==== SUPPLIED PASSAGE ====

He was born in 1835, five years after the Cherokee Trail of Tears. He lived in Missouri, which had been taken from the Shawnee in his father’s childhood; Twain’s father moved to Missouri from further east. Twain grew up white in the South when black people were still enslaved there, and a lot of his books are about slavery and freedom. Twain grew up fairly well-off – his father was a lawyer and a judge – but his father died when young Sam was 11 years old, and after that his family was poor. Sam had to leave school and work for a printer. When the Civil War started, Sam was 25 years old. Rather than fight for slavery, or fight against his friends to end slavery, Sam left the South and lived in the West, in Nevada.

African-American slavery
The Civil War

What did Twain write about?

In Tom Sawyer, Mark Twain began by showing that rich people, parents, schoolteachers, and ministers didn’t always know better than poor children. But the bad guy, “Injun Joe”, is surely one of the Native people who had recently lost control of Missouri. His next book, the Prince and the Pauper, suggested that poor and rich people were just the same, only in different clothes. In Huckleberry Finn, Mark Twain introduced one of literature’s first major black characters (after Uncle Tom’s Cabin). Twain also spoke out against European and American imperialism and colonization.

====

WHAT YOU ARE ASKED TO DO:
Copy out the passage about Mark Twain between "In Tom Sawyer, Mark" and "European and American imperialism and colonization.", inclusive. The material that follows comes from a different source than the passage about Mark Twain.

==== ENTRIES PROVIDED ====

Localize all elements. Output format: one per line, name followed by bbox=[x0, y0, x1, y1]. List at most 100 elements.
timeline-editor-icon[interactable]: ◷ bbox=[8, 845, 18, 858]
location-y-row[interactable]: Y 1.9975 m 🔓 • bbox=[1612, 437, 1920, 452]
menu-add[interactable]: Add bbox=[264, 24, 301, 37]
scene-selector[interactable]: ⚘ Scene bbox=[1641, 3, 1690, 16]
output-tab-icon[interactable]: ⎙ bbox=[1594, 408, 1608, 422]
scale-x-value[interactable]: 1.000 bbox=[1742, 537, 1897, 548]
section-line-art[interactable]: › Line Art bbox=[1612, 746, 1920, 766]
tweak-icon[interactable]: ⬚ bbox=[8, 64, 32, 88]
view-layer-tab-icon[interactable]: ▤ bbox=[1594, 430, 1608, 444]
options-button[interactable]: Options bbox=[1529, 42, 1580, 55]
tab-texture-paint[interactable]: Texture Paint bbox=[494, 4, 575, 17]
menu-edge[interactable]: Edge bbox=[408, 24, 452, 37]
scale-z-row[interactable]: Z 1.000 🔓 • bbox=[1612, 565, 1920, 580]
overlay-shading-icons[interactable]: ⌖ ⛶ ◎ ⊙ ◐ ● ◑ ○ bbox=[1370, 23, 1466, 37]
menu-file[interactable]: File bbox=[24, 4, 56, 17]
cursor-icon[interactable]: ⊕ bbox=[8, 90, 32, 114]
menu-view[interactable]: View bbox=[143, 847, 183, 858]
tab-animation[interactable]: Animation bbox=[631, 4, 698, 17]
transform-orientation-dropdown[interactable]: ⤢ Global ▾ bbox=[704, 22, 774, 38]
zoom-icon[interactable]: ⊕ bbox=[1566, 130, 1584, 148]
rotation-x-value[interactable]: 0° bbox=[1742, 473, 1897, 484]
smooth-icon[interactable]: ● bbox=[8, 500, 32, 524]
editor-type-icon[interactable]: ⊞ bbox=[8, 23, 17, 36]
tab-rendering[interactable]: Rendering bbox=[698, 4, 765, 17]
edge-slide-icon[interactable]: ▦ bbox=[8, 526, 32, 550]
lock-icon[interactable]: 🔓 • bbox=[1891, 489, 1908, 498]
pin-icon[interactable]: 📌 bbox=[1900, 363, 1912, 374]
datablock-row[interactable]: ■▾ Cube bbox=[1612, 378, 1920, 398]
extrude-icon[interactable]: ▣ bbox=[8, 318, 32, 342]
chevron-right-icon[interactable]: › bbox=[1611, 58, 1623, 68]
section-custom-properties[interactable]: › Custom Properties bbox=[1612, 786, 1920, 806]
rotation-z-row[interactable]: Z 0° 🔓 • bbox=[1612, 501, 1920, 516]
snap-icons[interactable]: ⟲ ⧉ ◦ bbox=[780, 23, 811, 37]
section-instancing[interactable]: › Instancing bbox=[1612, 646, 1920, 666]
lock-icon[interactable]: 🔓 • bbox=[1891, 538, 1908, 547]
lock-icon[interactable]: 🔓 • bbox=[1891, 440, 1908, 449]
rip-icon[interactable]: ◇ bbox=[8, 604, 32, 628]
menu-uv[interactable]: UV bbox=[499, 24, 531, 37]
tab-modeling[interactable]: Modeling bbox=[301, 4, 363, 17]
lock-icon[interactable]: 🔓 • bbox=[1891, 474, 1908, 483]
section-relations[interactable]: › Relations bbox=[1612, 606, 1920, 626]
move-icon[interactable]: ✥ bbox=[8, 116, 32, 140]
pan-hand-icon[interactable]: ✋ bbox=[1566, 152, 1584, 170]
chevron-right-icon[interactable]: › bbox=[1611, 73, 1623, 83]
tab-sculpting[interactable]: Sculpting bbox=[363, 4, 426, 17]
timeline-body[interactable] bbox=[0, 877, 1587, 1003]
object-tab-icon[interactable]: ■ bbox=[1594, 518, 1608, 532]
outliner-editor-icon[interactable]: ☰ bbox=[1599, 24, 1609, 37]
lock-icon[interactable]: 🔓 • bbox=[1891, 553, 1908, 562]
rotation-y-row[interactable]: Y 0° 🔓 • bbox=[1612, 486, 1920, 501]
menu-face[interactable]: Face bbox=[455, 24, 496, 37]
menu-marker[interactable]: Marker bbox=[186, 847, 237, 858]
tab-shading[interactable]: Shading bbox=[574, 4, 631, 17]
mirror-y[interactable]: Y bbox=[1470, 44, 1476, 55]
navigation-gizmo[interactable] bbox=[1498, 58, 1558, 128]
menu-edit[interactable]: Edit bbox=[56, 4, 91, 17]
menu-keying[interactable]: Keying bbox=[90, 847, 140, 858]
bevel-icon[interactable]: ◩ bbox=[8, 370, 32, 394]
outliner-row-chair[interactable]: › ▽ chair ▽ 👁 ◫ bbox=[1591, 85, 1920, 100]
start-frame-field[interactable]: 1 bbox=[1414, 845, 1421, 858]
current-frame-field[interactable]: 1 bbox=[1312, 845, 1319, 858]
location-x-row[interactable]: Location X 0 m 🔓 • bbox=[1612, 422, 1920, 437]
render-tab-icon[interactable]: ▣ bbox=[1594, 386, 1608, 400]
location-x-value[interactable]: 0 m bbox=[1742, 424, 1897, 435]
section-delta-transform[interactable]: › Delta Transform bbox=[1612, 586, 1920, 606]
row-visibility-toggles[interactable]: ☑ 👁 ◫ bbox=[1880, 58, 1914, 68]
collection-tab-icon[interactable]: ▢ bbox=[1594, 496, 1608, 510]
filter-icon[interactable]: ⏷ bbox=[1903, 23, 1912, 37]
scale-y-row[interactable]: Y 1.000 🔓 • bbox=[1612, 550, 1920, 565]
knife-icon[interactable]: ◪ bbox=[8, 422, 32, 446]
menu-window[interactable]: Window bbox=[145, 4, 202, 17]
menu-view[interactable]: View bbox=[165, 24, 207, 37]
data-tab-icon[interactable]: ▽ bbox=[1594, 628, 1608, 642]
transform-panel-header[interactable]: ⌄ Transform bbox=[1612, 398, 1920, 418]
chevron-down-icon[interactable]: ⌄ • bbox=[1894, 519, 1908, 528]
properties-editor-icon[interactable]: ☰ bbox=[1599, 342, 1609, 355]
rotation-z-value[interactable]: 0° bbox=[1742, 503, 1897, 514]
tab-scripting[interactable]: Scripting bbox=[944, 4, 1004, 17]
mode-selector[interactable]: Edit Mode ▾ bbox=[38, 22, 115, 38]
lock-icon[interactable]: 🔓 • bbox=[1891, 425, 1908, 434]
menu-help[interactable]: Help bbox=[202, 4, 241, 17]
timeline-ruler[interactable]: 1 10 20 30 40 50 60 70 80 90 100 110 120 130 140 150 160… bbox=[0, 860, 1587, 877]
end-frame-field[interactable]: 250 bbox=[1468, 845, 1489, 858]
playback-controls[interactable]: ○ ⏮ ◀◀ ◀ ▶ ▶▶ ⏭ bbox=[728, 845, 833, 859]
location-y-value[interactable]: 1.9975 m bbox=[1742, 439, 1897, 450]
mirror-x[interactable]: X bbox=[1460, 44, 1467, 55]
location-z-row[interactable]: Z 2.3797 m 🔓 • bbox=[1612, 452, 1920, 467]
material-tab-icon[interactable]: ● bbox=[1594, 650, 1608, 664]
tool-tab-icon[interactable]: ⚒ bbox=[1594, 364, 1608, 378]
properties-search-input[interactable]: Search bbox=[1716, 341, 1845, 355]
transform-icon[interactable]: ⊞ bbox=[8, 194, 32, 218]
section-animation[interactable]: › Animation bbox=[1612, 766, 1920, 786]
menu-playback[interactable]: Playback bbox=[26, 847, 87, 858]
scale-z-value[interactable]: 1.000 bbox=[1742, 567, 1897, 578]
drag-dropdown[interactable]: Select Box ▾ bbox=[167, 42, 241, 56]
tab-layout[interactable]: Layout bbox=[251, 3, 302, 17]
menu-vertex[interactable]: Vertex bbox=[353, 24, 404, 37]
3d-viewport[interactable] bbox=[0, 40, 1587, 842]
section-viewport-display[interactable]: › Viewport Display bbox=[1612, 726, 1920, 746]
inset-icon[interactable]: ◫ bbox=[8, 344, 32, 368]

====

TASK ANSWER:
In Tom Sawyer, Mark Twain began by showing that rich people, parents, schoolteachers, and ministers didn’t always know better than poor children. But the bad guy, “Injun Joe”, is surely one of the Native people who had recently lost control of Missouri. His next book, the Prince and the Pauper, suggested that poor and rich people were just the same, only in different clothes. In Huckleberry Finn, Mark Twain introduced one of literature’s first major black characters (after Uncle Tom’s Cabin). Twain also spoke out against European and American imperialism and colonization.